### STATED EXERCISE:
With the pictures left out, copy the listing below exactly.

Dataset entries:
==*==

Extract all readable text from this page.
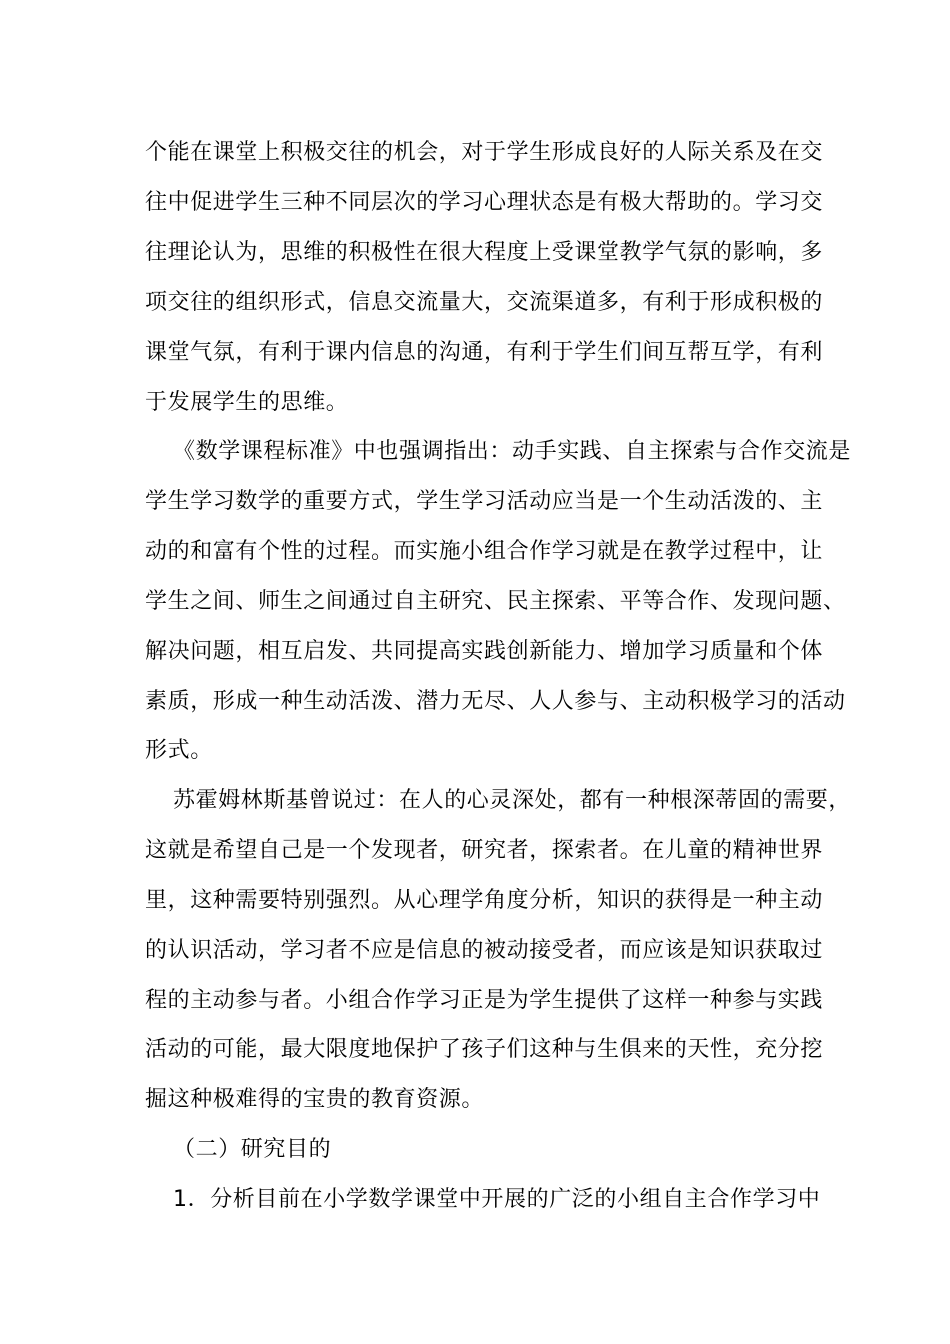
个能在课堂上积极交往的机会，对于学生形成良好的人际关系及在交
往中促进学生三种不同层次的学习心理状态是有极大帮助的。学习交
往理论认为，思维的积极性在很大程度上受课堂教学气氛的影响，多
项交往的组织形式，信息交流量大，交流渠道多，有利于形成积极的
课堂气氛，有利于课内信息的沟通，有利于学生们间互帮互学，有利
于发展学生的思维。
《数学课程标准》中也强调指出：动手实践、自主探索与合作交流是
学生学习数学的重要方式，学生学习活动应当是一个生动活泼的、主
动的和富有个性的过程。而实施小组合作学习就是在教学过程中，让
学生之间、师生之间通过自主研究、民主探索、平等合作、发现问题、
解决问题，相互启发、共同提高实践创新能力、增加学习质量和个体
素质，形成一种生动活泼、潜力无尽、人人参与、主动积极学习的活动
形式。
苏霍姆林斯基曾说过：在人的心灵深处，都有一种根深蒂固的需要，
这就是希望自己是一个发现者，研究者，探索者。在儿童的精神世界
里，这种需要特别强烈。从心理学角度分析，知识的获得是一种主动
的认识活动，学习者不应是信息的被动接受者，而应该是知识获取过
程的主动参与者。小组合作学习正是为学生提供了这样一种参与实践
活动的可能，最大限度地保护了孩子们这种与生俱来的天性，充分挖
掘这种极难得的宝贵的教育资源。
（二）研究目的
1．分析目前在小学数学课堂中开展的广泛的小组自主合作学习中
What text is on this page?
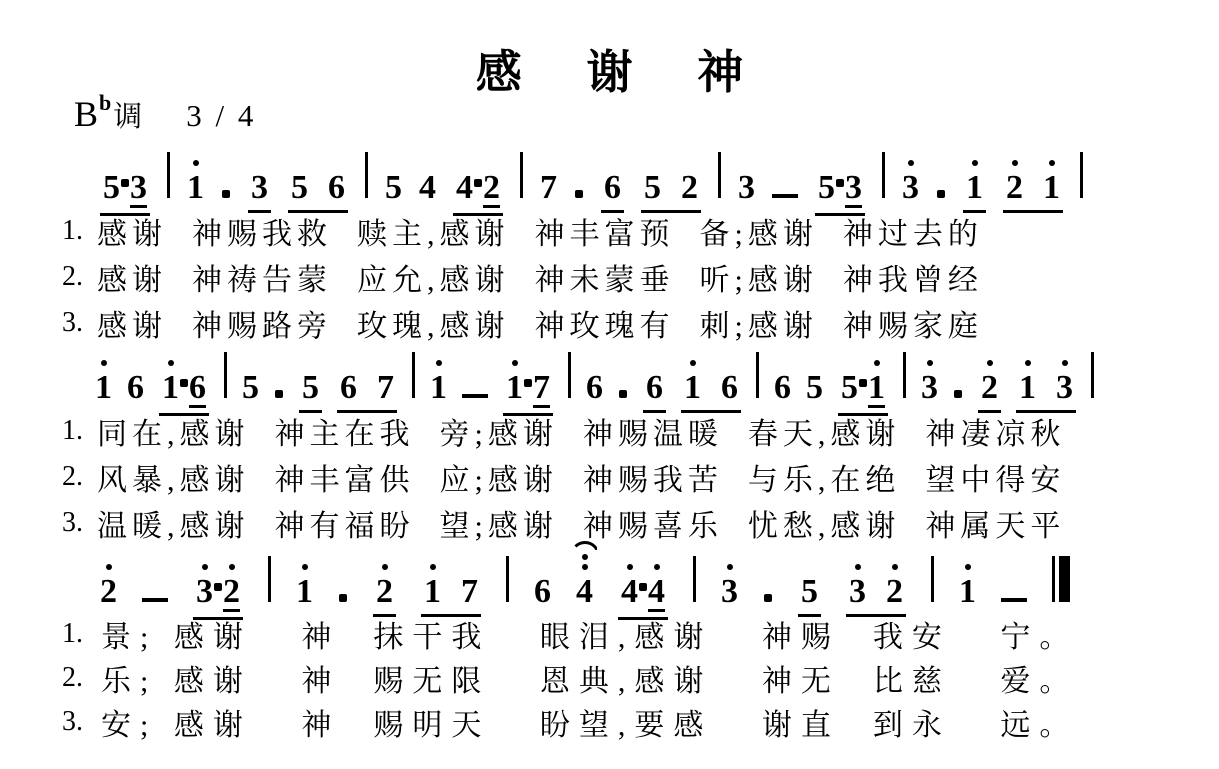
感 谢 神
$B^b$调 3 / 4
5 3 1 3 5 6 5 4 4 2 7 6 5 2 3 5 3 3 1 2 1
1. 感谢  神赐我救  赎主,感谢  神丰富预  备;感谢  神过去的
2. 感谢  神祷告蒙  应允,感谢  神未蒙垂  听;感谢  神我曾经
3. 感谢  神赐路旁  玫瑰,感谢  神玫瑰有  刺;感谢  神赐家庭
1 6 1 6 5 5 6 7 1 1 7 6 6 1 6 6 5 5 1 3 2 1 3
1. 同在,感谢  神主在我  旁;感谢  神赐温暖  春天,感谢  神凄凉秋
2. 风暴,感谢  神丰富供  应;感谢  神赐我苦  与乐,在绝  望中得安
3. 温暖,感谢  神有福盼  望;感谢  神赐喜乐  忧愁,感谢  神属天平
2 3 2 1 2 1 7 6 4 4 4 3 5 3 2 1
1. 景; 感谢   神  抹干我   眼泪,感谢   神赐  我安   宁。
2. 乐; 感谢   神  赐无限   恩典,感谢   神无  比慈   爱。
3. 安; 感谢   神  赐明天   盼望,要感   谢直  到永   远。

==*==

### OUTPUT:
Extract all readable text from this page.
个能在课堂上积极交往的机会，对于学生形成良好的人际关系及在交
往中促进学生三种不同层次的学习心理状态是有极大帮助的。学习交
往理论认为，思维的积极性在很大程度上受课堂教学气氛的影响，多
项交往的组织形式，信息交流量大，交流渠道多，有利于形成积极的
课堂气氛，有利于课内信息的沟通，有利于学生们间互帮互学，有利
于发展学生的思维。
《数学课程标准》中也强调指出：动手实践、自主探索与合作交流是
学生学习数学的重要方式，学生学习活动应当是一个生动活泼的、主
动的和富有个性的过程。而实施小组合作学习就是在教学过程中，让
学生之间、师生之间通过自主研究、民主探索、平等合作、发现问题、
解决问题，相互启发、共同提高实践创新能力、增加学习质量和个体
素质，形成一种生动活泼、潜力无尽、人人参与、主动积极学习的活动
形式。
苏霍姆林斯基曾说过：在人的心灵深处，都有一种根深蒂固的需要，
这就是希望自己是一个发现者，研究者，探索者。在儿童的精神世界
里，这种需要特别强烈。从心理学角度分析，知识的获得是一种主动
的认识活动，学习者不应是信息的被动接受者，而应该是知识获取过
程的主动参与者。小组合作学习正是为学生提供了这样一种参与实践
活动的可能，最大限度地保护了孩子们这种与生俱来的天性，充分挖
掘这种极难得的宝贵的教育资源。
（二）研究目的
1．分析目前在小学数学课堂中开展的广泛的小组自主合作学习中
What text is on this page?
感 谢 神
$B^b$调 3 / 4
5 3 1 3 5 6 5 4 4 2 7 6 5 2 3 5 3 3 1 2 1
1. 感谢  神赐我救  赎主,感谢  神丰富预  备;感谢  神过去的
2. 感谢  神祷告蒙  应允,感谢  神未蒙垂  听;感谢  神我曾经
3. 感谢  神赐路旁  玫瑰,感谢  神玫瑰有  刺;感谢  神赐家庭
1 6 1 6 5 5 6 7 1 1 7 6 6 1 6 6 5 5 1 3 2 1 3
1. 同在,感谢  神主在我  旁;感谢  神赐温暖  春天,感谢  神凄凉秋
2. 风暴,感谢  神丰富供  应;感谢  神赐我苦  与乐,在绝  望中得安
3. 温暖,感谢  神有福盼  望;感谢  神赐喜乐  忧愁,感谢  神属天平
2 3 2 1 2 1 7 6 4 4 4 3 5 3 2 1
1. 景; 感谢   神  抹干我   眼泪,感谢   神赐  我安   宁。
2. 乐; 感谢   神  赐无限   恩典,感谢   神无  比慈   爱。
3. 安; 感谢   神  赐明天   盼望,要感   谢直  到永   远。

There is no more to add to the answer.